[THINGS TO DO]
1 – Write out word for word the passage of the forum thread starting at "But for a personal" and ending at "male members BTW.".
2 – Answer these questions using the forum thread.
(a) In what year did BurningPewter join the CBR forums?
(b) What Brazilian LoL shitposting group does lixinho-chan name?
(c) According to The Kebab and Calculator, why would choosing Twitter be a waste of resources?

[SOURCE EXTRACT]
Are you sure 4chan/8chan wouldn't be up on that pedestal?


----------



## CatParty (May 8, 2017)

the internet is cancer. shut it all down


----------



## Curt Sibling (May 8, 2017)

Diaper/babyplay communities. No hesitation, removed from existence.


----------



## lixinho-chan (May 8, 2017)

Ilha da Macacada(most famous Brazilian LoL shitposting group) or the entire Brazilian League community. Shit tier banter. Every post has stage 10 cancer. 

actually I digress take away all internet access from Brazil unplug this bitch forever


----------



## Autistic-No-Yari (May 9, 2017)

I was at a loss (there are so many) until someone mentioned Twitter.

Fucking yes. That dying would be like lobbing off a cancerous tumor off a body. It is the definition of worthless (sentence long post length, and the literal platform of almost everyone online I hate, apart from Tumblr).


----------



## GS 281 (May 9, 2017)

virped


----------



## Randy Lahey (May 9, 2017)

Reddit, they're all autistic pedos that think they're intellectuals.


----------



## The Kebab and Calculator (May 9, 2017)

It's close, but.... Reddit.  Nuke the whole fucking pseudo thing.

SJWs, Douchebros and all sorts of foul fetishists gone in one glorious incendiary moment.



Autistic-No-Yari said:


> I was at a loss (there are so many) until someone mentioned Twitter.
> 
> Fucking yes. That dying would be like lobbing off a cancerous tumor off a body. It is the definition of worthless (sentence long post length, and the literal platform of almost everyone online I hate, apart from Tumblr).



Yes close. But Twitter will die a natural death soon so it would be a waste of resources.


----------



## BurningPewter (May 9, 2017)

For the one that would do the most good, UK nazi/skinhead groups.

But for a personal choice, CBR forums (comic book resources). I joined in 2004 and it was a bustling community, with famous creators, stormy but basically co-existing ok left and right debates, and friendships.

A couple of years ago, the creators all left for reddit and twitter, and after gamer-gate, Eliot Roger and various sexist comic controversies, they became a really strict, insular, small place, banning everyone else, with no tolerance for any non-modern-feminist speech.  Virtually all male members BTW.

I mentioned once that my community I grew up in was anti-gay (strict Christian), and I said I don't agree with their views but some people I knew were kind and gentle, and I believe good people can take on those views if it's what they are raised with. The CBR people all went nuts at me and said my family were scumbags and I should never think anything good of them if they don't support gay rights.

I also mentioned offhand once that I liked the face that more women are into comics and sci fi now - I like how my comic book store is so much more gender diverse than it was in the 90s.  And they were all horrible to me saying the women were always there, I was just to stupid and sexist to notice them. And they kept making sarcastic comments to me like "did you not look at the scary women because they scared you".

They were desperate for a gamergater to humiliate and wanted to force me into the role even though I don't fit IMO.

A woman said they had gone on Okcupid and gotton tons of creepy messages, and this proves how men are socialized to need a girlfriend...I had never heard of any socialisation theories before - this was the first time I had ever heard these ideas - and I said "oh..I just thought men were naturally hornier and that's why they're all nuts on OKCupid"...and they all went nuts at me, called me bio-truther, alt right shill, stupid, creep etc.

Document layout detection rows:
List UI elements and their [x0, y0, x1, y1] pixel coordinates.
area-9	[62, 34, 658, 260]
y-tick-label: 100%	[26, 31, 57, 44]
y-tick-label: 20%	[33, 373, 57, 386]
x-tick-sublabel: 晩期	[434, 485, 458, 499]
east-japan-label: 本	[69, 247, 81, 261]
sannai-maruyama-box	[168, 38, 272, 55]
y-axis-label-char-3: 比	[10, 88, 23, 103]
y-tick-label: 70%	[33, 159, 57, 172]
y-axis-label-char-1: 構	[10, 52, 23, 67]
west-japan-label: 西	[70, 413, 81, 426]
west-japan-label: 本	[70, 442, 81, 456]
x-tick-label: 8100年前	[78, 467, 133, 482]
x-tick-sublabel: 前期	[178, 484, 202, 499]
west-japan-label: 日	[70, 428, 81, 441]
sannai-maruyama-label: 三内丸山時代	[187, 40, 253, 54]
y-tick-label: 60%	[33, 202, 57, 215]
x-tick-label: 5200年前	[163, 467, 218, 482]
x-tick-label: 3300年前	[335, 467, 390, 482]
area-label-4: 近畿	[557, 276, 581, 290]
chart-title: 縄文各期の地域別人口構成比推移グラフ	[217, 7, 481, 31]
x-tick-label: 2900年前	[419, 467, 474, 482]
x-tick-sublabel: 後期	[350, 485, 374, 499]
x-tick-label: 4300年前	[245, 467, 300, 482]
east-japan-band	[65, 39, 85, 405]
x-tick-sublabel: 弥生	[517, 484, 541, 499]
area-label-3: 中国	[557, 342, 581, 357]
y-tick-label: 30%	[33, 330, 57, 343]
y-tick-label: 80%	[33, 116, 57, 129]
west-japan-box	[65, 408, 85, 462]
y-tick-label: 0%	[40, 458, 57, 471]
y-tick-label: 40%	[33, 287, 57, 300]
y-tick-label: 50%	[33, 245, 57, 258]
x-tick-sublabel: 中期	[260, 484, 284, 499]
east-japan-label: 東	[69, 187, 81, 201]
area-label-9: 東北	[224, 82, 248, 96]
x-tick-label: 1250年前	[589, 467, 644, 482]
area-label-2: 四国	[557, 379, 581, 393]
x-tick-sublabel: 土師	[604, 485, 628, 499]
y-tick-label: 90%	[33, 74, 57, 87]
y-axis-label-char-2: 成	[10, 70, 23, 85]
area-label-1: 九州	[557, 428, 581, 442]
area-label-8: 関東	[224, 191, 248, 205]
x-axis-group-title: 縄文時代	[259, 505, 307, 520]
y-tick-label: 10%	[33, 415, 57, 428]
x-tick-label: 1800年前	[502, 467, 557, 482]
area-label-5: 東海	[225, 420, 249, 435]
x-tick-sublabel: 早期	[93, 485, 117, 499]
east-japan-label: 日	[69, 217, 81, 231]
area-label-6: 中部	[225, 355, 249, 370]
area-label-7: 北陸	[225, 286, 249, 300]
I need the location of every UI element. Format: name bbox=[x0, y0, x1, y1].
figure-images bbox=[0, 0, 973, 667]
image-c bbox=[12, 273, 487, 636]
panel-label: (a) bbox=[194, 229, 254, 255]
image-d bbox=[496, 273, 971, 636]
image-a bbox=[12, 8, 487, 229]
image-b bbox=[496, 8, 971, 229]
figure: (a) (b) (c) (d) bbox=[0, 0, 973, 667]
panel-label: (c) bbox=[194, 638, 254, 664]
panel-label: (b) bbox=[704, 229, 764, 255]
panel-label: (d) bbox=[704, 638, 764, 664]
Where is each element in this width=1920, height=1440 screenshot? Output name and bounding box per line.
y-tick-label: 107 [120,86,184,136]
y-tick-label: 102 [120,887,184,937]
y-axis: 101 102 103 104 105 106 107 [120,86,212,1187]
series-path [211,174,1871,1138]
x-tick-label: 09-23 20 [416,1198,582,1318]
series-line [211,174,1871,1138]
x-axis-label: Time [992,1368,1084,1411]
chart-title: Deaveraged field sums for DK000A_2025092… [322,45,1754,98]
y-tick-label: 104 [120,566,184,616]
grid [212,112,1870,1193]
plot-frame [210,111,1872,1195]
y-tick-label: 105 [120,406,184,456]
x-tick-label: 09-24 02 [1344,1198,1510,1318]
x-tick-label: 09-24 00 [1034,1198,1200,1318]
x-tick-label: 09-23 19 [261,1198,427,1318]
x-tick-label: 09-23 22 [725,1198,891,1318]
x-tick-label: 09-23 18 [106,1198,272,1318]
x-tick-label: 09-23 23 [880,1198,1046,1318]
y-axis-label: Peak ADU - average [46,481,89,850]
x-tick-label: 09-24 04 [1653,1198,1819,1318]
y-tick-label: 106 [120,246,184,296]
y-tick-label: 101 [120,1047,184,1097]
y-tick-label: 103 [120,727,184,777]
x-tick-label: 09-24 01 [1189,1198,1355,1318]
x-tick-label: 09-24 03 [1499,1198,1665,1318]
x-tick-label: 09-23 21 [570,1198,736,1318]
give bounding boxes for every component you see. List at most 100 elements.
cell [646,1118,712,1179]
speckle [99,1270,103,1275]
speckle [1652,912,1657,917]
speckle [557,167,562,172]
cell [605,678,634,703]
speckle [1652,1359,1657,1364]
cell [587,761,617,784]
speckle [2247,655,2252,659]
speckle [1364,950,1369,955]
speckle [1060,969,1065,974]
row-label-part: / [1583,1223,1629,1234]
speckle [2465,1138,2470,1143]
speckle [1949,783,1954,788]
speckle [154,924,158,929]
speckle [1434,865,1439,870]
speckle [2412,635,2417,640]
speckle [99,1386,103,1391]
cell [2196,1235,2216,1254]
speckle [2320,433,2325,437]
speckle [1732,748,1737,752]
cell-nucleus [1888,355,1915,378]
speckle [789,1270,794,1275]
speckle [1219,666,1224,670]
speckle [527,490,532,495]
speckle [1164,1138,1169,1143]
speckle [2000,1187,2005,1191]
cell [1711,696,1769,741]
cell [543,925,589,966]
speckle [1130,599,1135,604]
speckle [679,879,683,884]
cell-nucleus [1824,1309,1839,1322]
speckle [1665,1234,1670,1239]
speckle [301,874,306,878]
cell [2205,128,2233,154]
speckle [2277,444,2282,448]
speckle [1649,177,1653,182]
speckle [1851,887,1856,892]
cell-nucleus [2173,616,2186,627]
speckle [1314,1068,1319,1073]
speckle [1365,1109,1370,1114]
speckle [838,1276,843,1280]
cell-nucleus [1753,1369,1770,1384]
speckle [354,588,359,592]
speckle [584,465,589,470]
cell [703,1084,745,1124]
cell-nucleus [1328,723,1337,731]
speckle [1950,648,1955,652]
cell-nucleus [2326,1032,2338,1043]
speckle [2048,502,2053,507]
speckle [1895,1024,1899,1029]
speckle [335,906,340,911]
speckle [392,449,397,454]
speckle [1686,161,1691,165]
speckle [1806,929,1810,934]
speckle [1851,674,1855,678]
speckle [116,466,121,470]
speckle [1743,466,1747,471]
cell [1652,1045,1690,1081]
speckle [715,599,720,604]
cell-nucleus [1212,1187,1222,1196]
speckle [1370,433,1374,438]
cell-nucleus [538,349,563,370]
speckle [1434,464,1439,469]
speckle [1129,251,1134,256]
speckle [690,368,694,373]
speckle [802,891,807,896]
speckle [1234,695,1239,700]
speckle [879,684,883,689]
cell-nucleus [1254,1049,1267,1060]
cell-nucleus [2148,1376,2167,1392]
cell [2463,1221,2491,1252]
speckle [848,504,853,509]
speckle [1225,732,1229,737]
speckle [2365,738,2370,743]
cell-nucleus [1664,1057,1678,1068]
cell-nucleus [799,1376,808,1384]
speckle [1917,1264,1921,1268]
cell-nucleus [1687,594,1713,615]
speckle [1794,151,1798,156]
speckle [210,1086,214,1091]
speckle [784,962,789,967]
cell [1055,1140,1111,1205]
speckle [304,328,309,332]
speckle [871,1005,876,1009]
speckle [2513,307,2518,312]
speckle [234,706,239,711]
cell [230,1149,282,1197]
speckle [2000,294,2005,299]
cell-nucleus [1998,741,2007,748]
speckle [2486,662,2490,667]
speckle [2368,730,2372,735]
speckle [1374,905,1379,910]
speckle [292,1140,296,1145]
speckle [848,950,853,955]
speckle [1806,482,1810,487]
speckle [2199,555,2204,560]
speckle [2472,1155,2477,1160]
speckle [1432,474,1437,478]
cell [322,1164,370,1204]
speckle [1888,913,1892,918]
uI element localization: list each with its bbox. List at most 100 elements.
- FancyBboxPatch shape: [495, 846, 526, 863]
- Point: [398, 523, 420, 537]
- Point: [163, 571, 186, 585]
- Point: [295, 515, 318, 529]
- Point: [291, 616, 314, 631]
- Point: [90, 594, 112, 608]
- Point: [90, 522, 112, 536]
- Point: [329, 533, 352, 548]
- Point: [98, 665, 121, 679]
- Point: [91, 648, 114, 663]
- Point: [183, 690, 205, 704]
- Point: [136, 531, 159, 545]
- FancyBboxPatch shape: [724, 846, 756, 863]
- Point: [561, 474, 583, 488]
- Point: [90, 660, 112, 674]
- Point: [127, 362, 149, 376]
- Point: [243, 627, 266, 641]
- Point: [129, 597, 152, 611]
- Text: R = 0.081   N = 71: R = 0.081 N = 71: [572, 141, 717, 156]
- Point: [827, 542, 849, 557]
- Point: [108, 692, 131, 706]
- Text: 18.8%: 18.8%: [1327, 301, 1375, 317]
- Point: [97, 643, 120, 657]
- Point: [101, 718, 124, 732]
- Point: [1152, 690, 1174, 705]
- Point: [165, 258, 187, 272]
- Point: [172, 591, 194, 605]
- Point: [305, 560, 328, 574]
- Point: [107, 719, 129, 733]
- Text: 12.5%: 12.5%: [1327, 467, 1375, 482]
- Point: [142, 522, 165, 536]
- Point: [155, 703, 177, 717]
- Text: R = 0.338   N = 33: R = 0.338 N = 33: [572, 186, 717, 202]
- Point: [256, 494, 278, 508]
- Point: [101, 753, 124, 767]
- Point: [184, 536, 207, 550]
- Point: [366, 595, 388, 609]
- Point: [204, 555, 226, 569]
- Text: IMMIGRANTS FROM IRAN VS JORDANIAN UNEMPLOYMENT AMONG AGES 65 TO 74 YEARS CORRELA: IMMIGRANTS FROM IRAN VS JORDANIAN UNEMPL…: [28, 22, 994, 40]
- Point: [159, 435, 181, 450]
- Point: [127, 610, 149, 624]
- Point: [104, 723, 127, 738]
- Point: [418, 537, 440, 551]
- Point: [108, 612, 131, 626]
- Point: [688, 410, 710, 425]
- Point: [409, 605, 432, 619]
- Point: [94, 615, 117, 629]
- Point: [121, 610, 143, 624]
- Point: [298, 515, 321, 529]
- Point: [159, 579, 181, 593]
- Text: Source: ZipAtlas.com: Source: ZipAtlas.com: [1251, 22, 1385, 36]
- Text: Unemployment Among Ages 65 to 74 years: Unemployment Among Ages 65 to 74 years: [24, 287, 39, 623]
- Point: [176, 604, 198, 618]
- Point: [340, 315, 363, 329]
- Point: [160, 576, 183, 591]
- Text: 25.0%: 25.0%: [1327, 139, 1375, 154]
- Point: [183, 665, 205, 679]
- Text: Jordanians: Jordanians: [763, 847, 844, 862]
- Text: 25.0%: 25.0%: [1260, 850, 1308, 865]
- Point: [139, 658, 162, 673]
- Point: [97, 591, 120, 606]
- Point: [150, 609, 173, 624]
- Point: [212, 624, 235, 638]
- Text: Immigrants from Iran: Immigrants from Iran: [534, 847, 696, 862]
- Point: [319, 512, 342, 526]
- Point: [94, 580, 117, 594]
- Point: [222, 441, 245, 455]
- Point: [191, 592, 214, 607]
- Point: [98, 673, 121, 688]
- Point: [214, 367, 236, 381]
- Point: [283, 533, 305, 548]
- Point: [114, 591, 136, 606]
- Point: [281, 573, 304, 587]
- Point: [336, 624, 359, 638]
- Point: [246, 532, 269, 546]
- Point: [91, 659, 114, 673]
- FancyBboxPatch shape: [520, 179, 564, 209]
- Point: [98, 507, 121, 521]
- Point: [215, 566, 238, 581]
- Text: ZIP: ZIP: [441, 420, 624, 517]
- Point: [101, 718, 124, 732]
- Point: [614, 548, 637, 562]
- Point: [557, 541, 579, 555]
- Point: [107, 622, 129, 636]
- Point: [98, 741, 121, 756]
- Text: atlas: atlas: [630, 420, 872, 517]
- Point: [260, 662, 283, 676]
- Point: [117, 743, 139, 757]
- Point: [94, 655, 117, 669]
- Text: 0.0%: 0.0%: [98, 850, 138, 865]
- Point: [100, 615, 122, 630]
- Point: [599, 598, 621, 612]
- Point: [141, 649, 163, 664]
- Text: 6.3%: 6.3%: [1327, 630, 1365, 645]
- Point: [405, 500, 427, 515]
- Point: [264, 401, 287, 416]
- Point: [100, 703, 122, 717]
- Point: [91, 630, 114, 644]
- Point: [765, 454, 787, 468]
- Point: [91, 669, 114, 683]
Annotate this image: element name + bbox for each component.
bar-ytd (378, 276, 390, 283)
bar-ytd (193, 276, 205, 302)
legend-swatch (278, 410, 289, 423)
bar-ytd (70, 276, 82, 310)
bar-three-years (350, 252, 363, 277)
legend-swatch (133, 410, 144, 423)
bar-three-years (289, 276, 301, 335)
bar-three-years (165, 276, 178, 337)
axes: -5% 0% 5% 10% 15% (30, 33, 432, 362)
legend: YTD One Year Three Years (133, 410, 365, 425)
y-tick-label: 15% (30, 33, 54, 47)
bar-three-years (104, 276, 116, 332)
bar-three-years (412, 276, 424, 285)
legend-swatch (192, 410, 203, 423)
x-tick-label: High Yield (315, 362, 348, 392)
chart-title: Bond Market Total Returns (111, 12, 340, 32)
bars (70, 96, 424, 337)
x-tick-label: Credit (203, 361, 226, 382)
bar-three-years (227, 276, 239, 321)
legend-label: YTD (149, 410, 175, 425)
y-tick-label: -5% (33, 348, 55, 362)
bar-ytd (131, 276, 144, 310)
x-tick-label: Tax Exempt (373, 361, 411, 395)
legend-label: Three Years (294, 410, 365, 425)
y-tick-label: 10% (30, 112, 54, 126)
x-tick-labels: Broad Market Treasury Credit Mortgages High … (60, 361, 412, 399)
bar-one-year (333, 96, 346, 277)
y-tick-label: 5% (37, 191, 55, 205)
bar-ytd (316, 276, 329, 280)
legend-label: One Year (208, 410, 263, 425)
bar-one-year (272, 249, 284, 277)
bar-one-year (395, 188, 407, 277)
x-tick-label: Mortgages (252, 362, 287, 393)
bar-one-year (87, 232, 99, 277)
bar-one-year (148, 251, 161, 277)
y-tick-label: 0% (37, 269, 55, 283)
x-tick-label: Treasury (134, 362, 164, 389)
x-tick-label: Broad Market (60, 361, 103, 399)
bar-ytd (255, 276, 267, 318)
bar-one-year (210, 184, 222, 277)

[RESPONSES PER TASK]
1 –
But for a personal choice, CBR forums (comic book resources). I joined in 2004 and it was a bustling community, with famous creators, stormy but basically co-existing ok left and right debates, and friendships.

A couple of years ago, the creators all left for reddit and twitter, and after gamer-gate, Eliot Roger and various sexist comic controversies, they became a really strict, insular, small place, banning everyone else, with no tolerance for any non-modern-feminist speech.  Virtually all male members BTW.

2 –
(a) 2004
(b) Ilha da Macacada
(c) Twitter will die a natural death soon.